*** INFORMATION SHOWN ***
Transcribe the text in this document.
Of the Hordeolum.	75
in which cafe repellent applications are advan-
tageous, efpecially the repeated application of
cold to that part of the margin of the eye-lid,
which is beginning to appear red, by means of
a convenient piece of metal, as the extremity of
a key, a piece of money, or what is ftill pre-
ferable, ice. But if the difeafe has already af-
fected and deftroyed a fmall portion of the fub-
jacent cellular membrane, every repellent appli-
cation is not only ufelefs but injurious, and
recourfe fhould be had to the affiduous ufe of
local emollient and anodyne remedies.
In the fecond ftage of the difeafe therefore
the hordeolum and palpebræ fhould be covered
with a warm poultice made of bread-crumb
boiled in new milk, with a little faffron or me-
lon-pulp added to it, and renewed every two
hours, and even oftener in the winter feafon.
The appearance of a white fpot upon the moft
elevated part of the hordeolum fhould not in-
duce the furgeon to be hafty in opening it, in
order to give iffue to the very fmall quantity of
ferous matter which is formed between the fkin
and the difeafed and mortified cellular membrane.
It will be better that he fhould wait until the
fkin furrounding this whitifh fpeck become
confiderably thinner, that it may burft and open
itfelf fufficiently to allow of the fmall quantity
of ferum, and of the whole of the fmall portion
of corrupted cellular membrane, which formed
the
***
### TASK
Among these entries, how many lines include the string "repellent"? Reply with the number by itself.

### CORRECT ANSWER
2